_PROVIDED TEXT_
>> Begin
[dpdk-dev] [PATCH v2 1/5] mem: add --single-file to create single mem-backed file

Yuanhan Liu yuanhan.liu at linux.intel.com
Mon Mar 7 14:13:22 CET 2016


CC'ed EAL hugepage maintainer, which is something you should do when
send a patch.

On Fri, Feb 05, 2016 at 07:20:24PM +0800, Jianfeng Tan wrote:
> Originally, there're two cons in using hugepage: a. needs root
> privilege to touch /proc/self/pagemap, which is a premise to
> alllocate physically contiguous memseg; b. possibly too many
> hugepage file are created, especially used with 2M hugepage.
> 
> For virtual devices, they don't care about physical-contiguity
> of allocated hugepages at all. Option --single-file is to
> provide a way to allocate all hugepages into single mem-backed
> file.
> 
> Known issue:
> a. single-file option relys on kernel to allocate numa-affinitive
> memory.
> b. possible ABI break, originally, --no-huge uses anonymous memory
> instead of file-backed way to create memory.
> 
> Signed-off-by: Huawei Xie <huawei.xie at intel.com>
> Signed-off-by: Jianfeng Tan <jianfeng.tan at intel.com>
...
> @@ -956,6 +961,16 @@ eal_check_common_options(struct internal_config *internal_cfg)
>  			"be specified together with --"OPT_NO_HUGE"\n");
>  		return -1;
>  	}
> +	if (internal_cfg->single_file && internal_cfg->force_sockets == 1) {
> +		RTE_LOG(ERR, EAL, "Option --"OPT_SINGLE_FILE" cannot "
> +			"be specified together with --"OPT_SOCKET_MEM"\n");
> +		return -1;
> +	}
> +	if (internal_cfg->single_file && internal_cfg->hugepage_unlink) {
> +		RTE_LOG(ERR, EAL, "Option --"OPT_HUGE_UNLINK" cannot "
> +			"be specified together with --"OPT_SINGLE_FILE"\n");
> +		return -1;
> +	}

The two limitation doesn't make sense to me.

> diff --git a/lib/librte_eal/linuxapp/eal/eal_memory.c b/lib/librte_eal/linuxapp/eal/eal_memory.c
> index 6008533..68ef49a 100644
> --- a/lib/librte_eal/linuxapp/eal/eal_memory.c
> +++ b/lib/librte_eal/linuxapp/eal/eal_memory.c
> @@ -1102,20 +1102,54 @@ rte_eal_hugepage_init(void)
>> End
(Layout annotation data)
>> Begin
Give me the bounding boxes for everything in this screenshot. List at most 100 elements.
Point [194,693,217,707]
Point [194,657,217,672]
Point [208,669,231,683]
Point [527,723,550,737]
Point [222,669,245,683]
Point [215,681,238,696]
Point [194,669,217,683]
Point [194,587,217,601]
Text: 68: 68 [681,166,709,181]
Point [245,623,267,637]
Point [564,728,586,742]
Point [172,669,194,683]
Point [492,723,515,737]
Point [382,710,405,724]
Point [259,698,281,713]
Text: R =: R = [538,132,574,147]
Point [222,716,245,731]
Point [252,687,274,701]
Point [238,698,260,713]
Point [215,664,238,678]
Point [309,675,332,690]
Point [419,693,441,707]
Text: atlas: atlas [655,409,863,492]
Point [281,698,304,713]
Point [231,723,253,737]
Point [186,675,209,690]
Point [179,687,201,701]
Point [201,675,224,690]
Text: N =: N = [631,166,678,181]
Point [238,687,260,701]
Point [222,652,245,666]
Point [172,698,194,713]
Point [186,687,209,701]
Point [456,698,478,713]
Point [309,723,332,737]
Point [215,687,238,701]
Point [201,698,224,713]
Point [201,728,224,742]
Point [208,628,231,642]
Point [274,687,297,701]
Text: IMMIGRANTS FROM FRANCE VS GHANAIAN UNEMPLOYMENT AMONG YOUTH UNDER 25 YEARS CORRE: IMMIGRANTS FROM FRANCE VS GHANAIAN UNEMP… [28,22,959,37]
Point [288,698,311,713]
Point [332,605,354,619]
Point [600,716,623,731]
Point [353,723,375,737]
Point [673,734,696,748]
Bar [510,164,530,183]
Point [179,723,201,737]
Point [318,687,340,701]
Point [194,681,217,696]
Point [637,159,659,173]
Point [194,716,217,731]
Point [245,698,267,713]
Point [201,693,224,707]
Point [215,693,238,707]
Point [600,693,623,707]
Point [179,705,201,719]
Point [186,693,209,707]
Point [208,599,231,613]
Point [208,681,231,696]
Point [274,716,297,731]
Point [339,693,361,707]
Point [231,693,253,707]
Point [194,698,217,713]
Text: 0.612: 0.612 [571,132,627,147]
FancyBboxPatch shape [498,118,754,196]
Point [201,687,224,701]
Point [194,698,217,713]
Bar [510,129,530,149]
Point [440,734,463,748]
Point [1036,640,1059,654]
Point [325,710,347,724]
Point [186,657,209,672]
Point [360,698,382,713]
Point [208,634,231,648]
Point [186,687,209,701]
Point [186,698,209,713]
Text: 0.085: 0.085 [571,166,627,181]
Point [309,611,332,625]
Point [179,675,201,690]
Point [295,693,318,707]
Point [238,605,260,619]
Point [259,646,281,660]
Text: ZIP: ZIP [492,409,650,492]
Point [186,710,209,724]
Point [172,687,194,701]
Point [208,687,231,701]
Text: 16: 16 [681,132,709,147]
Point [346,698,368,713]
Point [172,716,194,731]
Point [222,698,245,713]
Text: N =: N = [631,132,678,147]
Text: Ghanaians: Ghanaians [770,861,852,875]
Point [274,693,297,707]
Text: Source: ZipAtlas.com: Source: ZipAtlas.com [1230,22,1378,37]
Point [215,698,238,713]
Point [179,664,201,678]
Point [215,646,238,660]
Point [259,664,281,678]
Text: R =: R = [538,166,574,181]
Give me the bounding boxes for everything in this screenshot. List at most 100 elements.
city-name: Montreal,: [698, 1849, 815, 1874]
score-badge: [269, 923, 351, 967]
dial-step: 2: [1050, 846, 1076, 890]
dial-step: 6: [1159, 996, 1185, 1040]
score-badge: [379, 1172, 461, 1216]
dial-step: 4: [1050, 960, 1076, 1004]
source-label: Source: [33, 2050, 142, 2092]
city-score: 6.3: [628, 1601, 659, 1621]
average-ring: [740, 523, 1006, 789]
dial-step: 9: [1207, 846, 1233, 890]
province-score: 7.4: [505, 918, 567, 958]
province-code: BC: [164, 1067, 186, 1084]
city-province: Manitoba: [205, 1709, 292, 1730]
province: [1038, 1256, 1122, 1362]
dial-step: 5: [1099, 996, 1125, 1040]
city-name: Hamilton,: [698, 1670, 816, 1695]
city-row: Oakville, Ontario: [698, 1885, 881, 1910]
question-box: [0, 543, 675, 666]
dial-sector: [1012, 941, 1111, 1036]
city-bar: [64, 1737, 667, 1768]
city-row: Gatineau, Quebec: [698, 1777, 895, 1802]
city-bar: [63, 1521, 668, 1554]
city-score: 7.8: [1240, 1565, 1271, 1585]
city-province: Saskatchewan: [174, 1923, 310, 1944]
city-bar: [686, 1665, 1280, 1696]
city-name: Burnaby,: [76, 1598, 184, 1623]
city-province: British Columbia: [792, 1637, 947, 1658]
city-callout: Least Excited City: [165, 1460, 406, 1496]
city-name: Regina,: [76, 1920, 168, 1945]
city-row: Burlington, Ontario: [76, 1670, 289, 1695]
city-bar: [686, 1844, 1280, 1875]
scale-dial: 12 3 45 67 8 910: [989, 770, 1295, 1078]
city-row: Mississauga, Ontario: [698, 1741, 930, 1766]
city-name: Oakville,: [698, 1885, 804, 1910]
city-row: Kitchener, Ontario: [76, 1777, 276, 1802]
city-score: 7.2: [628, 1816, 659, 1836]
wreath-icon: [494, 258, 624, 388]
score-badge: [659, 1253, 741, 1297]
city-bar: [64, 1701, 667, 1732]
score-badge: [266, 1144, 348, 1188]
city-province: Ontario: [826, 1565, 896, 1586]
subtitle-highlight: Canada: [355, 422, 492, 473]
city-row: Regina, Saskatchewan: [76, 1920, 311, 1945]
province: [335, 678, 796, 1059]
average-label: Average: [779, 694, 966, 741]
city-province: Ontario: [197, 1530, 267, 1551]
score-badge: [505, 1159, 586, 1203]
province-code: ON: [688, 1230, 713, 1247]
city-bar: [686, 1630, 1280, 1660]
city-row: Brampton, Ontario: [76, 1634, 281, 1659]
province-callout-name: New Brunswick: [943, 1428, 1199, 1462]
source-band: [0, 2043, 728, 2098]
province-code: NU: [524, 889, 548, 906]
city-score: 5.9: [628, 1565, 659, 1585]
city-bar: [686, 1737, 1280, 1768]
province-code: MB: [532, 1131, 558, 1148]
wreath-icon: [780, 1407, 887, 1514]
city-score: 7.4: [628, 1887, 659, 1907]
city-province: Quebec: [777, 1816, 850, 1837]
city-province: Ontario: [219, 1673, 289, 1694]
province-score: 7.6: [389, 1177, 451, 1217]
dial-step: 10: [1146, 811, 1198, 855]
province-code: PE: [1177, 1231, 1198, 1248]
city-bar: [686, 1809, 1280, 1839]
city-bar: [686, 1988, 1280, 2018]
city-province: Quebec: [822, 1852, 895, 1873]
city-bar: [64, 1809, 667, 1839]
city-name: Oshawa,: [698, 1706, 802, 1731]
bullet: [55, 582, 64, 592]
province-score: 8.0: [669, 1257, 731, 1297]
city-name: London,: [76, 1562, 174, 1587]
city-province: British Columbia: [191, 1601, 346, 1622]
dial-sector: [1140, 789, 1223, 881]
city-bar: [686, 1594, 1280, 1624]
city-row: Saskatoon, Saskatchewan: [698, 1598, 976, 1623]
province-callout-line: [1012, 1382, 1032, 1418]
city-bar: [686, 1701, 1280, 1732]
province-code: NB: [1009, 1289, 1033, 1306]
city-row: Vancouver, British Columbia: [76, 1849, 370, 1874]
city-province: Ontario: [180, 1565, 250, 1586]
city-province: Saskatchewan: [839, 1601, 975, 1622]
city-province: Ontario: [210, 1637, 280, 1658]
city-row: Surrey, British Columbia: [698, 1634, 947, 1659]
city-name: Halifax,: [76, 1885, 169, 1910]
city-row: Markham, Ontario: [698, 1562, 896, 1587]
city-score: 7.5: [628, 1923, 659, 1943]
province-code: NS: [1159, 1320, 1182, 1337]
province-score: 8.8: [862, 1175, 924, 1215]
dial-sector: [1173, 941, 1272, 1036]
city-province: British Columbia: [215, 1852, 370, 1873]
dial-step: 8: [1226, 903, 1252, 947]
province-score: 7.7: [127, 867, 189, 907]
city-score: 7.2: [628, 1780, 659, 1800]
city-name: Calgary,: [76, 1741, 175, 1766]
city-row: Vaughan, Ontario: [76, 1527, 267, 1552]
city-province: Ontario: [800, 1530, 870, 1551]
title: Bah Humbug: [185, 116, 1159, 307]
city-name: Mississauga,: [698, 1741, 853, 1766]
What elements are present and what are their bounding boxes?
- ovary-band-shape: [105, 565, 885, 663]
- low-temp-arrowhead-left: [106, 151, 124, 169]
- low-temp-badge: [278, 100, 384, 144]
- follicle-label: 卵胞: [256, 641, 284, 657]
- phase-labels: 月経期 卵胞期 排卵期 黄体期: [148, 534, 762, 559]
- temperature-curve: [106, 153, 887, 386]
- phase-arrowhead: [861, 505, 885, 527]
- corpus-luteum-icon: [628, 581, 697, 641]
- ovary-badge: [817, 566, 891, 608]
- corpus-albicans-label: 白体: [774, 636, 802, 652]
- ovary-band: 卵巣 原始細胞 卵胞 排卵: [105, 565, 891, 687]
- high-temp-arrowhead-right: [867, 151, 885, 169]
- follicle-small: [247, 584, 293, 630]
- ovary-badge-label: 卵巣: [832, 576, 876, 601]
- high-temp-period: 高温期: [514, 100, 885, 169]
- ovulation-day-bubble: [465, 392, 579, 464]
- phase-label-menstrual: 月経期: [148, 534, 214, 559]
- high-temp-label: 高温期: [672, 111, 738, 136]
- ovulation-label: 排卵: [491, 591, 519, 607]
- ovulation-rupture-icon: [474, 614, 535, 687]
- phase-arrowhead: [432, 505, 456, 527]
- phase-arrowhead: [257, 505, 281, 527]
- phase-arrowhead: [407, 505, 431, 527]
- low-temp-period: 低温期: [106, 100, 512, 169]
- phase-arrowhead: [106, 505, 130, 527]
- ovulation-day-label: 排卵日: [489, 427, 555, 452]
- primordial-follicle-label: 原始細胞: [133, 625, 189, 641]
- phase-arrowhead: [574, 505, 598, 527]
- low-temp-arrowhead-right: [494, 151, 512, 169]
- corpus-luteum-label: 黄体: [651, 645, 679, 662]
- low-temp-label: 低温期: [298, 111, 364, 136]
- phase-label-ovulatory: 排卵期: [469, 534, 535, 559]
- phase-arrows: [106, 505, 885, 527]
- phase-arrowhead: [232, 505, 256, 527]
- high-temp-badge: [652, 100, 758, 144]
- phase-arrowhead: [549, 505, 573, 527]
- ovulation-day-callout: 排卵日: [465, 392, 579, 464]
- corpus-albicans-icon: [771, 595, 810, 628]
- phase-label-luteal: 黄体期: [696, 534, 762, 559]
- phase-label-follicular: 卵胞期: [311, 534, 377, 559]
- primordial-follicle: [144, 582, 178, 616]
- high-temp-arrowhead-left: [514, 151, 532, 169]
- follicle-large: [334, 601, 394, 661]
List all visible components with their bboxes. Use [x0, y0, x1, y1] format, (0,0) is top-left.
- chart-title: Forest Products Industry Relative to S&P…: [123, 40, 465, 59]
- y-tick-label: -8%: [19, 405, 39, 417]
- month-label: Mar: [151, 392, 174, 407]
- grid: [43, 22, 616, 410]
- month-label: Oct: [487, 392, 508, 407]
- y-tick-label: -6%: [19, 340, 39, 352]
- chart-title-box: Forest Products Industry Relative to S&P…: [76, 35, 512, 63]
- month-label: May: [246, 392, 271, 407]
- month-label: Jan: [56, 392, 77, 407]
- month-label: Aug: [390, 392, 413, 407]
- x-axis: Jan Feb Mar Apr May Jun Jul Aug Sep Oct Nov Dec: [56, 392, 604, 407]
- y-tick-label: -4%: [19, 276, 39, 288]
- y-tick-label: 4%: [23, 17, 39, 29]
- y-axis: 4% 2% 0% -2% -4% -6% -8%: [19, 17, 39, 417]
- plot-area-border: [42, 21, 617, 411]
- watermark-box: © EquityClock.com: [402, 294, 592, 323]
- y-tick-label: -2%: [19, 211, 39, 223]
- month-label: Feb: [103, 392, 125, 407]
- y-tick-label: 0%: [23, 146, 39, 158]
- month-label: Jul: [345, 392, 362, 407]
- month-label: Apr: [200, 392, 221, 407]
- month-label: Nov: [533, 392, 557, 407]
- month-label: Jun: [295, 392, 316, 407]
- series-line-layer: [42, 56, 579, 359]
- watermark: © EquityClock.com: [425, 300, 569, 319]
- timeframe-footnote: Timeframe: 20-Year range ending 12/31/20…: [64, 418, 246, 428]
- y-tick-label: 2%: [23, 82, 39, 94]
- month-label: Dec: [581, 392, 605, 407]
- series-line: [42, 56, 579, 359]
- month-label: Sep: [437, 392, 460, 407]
>> End
_OBJECTIVES_
**1)** Print the hugepage patch thread verbatim, the stretch from "CC'ed EAL hugepage" through "with 2M hugepage.".
**2)** Please continue the hugepage patch thread from the point at which it stops.

_RESPONSES_
**1)**
CC'ed EAL hugepage maintainer, which is something you should do when
send a patch.

On Fri, Feb 05, 2016 at 07:20:24PM +0800, Jianfeng Tan wrote:
> Originally, there're two cons in using hugepage: a. needs root
> privilege to touch /proc/self/pagemap, which is a premise to
> alllocate physically contiguous memseg; b. possibly too many
> hugepage file are created, especially used with 2M hugepage.

**2)**
>  	/* get pointer to global configuration */
>  	mcfg = rte_eal_get_configuration()->mem_config;
>  
> -	/* hugetlbfs can be disabled */
> -	if (internal_config.no_hugetlbfs) {
> -		addr = mmap(NULL, internal_config.memory, PROT_READ | PROT_WRITE,
> -				MAP_PRIVATE | MAP_ANONYMOUS, 0, 0);
> +	/* when hugetlbfs is disabled or single-file option is specified */
> +	if (internal_config.no_hugetlbfs || internal_config.single_file) {
> +		int fd;
> +		uint64_t pagesize;
> +		unsigned socket_id = rte_socket_id();
> +		char filepath[MAX_HUGEPAGE_PATH];
> +
> +		if (internal_config.no_hugetlbfs) {
> +			eal_get_hugefile_path(filepath, sizeof(filepath),
> +					      "/dev/shm", 0);
> +			pagesize = RTE_PGSIZE_4K;
> +		} else {
> +			struct hugepage_info *hpi;
> +
> +			hpi = &internal_config.hugepage_info[0];
> +			eal_get_hugefile_path(filepath, sizeof(filepath),
> +					      hpi->hugedir, 0);
> +			pagesize = hpi->hugepage_sz;
> +		}
> +		fd = open(filepath, O_CREAT | O_RDWR, S_IRUSR | S_IWUSR);
> +		if (fd < 0) {
> +			RTE_LOG(ERR, EAL, "%s: open %s failed: %s\n",
> +				__func__, filepath, strerror(errno));
> +			return -1;
> +		}
> +
> +		if (ftruncate(fd, internal_config.memory) < 0) {
> +			RTE_LOG(ERR, EAL, "ftuncate %s failed: %s\n",
> +				filepath, strerror(errno));
> +			return -1;
> +		}
> +
> +		addr = mmap(NULL, internal_config.memory,
> +			    PROT_READ | PROT_WRITE,
> +			    MAP_SHARED | MAP_POPULATE, fd, 0);
>  		if (addr == MAP_FAILED) {
> -			RTE_LOG(ERR, EAL, "%s: mmap() failed: %s\n", __func__,
> -					strerror(errno));
> +			RTE_LOG(ERR, EAL, "%s: mmap() failed: %s\n",
> +				__func__, strerror(errno));
>  			return -1;
>  		}
>  		mcfg->memseg[0].phys_addr = (phys_addr_t)(uintptr_t)addr;
>  		mcfg->memseg[0].addr = addr;
> -		mcfg->memseg[0].hugepage_sz = RTE_PGSIZE_4K;
> +		mcfg->memseg[0].hugepage_sz = pagesize;
>  		mcfg->memseg[0].len = internal_config.memory;
> -		mcfg->memseg[0].socket_id = 0;
> +		mcfg->memseg[0].socket_id = socket_id;

I saw quite few issues:

- Assume I have a system with two hugepage sizes: 1G (x4) and 2M (x512),
  mounted at /dev/hugepages and /mnt, respectively.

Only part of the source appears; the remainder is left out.